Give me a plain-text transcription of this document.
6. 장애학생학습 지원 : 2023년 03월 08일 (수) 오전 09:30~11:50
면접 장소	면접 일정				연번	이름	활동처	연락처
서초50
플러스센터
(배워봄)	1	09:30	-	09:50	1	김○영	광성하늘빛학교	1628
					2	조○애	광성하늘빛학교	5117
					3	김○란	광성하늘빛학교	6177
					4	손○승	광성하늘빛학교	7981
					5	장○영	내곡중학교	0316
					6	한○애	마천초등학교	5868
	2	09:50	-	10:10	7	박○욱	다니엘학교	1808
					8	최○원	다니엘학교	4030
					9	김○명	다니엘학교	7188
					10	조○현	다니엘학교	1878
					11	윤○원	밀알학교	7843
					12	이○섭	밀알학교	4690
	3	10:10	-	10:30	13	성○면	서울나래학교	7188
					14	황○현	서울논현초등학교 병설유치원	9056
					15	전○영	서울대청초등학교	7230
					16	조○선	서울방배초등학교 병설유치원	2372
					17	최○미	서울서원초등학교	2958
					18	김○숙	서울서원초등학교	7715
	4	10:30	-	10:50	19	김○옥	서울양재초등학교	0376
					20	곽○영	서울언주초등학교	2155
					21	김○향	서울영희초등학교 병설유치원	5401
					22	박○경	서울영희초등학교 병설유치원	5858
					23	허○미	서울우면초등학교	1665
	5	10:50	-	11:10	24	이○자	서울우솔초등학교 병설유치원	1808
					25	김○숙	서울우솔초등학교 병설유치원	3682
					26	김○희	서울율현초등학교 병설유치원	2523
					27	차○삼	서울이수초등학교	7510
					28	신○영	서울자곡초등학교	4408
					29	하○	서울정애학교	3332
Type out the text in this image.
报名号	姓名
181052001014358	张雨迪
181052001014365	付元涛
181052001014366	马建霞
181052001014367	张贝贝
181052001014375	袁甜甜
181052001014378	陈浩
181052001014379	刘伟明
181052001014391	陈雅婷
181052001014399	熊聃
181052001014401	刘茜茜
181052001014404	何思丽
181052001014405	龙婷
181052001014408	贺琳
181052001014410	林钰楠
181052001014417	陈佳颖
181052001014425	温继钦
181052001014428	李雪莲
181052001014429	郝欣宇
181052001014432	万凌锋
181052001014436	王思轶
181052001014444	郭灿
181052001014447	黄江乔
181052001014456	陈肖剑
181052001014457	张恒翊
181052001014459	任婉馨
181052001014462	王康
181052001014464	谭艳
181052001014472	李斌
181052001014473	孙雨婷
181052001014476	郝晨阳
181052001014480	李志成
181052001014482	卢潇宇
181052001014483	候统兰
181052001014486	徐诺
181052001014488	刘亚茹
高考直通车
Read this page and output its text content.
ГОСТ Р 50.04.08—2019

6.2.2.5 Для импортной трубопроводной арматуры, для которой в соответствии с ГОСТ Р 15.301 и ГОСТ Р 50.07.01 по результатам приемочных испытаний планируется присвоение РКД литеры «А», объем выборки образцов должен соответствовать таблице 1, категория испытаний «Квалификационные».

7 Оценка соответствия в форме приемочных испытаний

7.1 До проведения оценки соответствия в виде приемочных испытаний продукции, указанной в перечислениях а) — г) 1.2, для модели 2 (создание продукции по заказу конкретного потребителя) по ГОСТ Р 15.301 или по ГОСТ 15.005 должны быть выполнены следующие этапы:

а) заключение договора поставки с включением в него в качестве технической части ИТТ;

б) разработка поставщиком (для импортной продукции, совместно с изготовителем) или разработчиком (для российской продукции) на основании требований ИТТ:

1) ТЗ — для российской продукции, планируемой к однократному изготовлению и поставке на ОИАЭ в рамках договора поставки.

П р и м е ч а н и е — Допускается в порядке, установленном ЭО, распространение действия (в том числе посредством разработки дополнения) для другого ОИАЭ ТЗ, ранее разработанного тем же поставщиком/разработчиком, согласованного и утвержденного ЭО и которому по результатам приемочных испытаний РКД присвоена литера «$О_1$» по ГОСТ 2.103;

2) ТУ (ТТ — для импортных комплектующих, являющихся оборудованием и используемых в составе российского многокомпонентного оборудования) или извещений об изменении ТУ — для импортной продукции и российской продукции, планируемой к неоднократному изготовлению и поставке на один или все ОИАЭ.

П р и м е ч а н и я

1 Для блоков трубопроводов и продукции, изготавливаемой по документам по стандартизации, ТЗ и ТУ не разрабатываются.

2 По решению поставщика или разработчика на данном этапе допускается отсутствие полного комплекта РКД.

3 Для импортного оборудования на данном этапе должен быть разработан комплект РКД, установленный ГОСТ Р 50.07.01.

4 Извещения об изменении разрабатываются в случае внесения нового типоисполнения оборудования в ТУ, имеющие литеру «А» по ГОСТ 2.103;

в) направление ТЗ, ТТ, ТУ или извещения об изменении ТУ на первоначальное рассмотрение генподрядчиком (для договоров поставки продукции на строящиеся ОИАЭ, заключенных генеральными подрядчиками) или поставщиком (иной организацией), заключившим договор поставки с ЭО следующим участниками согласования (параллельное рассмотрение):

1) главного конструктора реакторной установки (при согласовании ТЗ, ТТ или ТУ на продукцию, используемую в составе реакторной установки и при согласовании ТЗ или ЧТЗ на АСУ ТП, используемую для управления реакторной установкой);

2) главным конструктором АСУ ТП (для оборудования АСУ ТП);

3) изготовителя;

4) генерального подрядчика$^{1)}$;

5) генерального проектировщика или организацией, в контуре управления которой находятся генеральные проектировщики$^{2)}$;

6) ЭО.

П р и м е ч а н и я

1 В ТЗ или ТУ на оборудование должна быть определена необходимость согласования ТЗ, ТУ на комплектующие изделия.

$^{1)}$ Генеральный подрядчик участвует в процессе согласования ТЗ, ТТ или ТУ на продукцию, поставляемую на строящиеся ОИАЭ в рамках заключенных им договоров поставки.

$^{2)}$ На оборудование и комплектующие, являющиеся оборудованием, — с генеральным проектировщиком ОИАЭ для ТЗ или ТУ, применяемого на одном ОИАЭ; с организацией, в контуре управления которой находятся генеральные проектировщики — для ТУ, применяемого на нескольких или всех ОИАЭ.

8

++++++++

_What is expected:_
Only the number is wanted: how many lines in the data include the string "соответствия"?

_Solution:_
2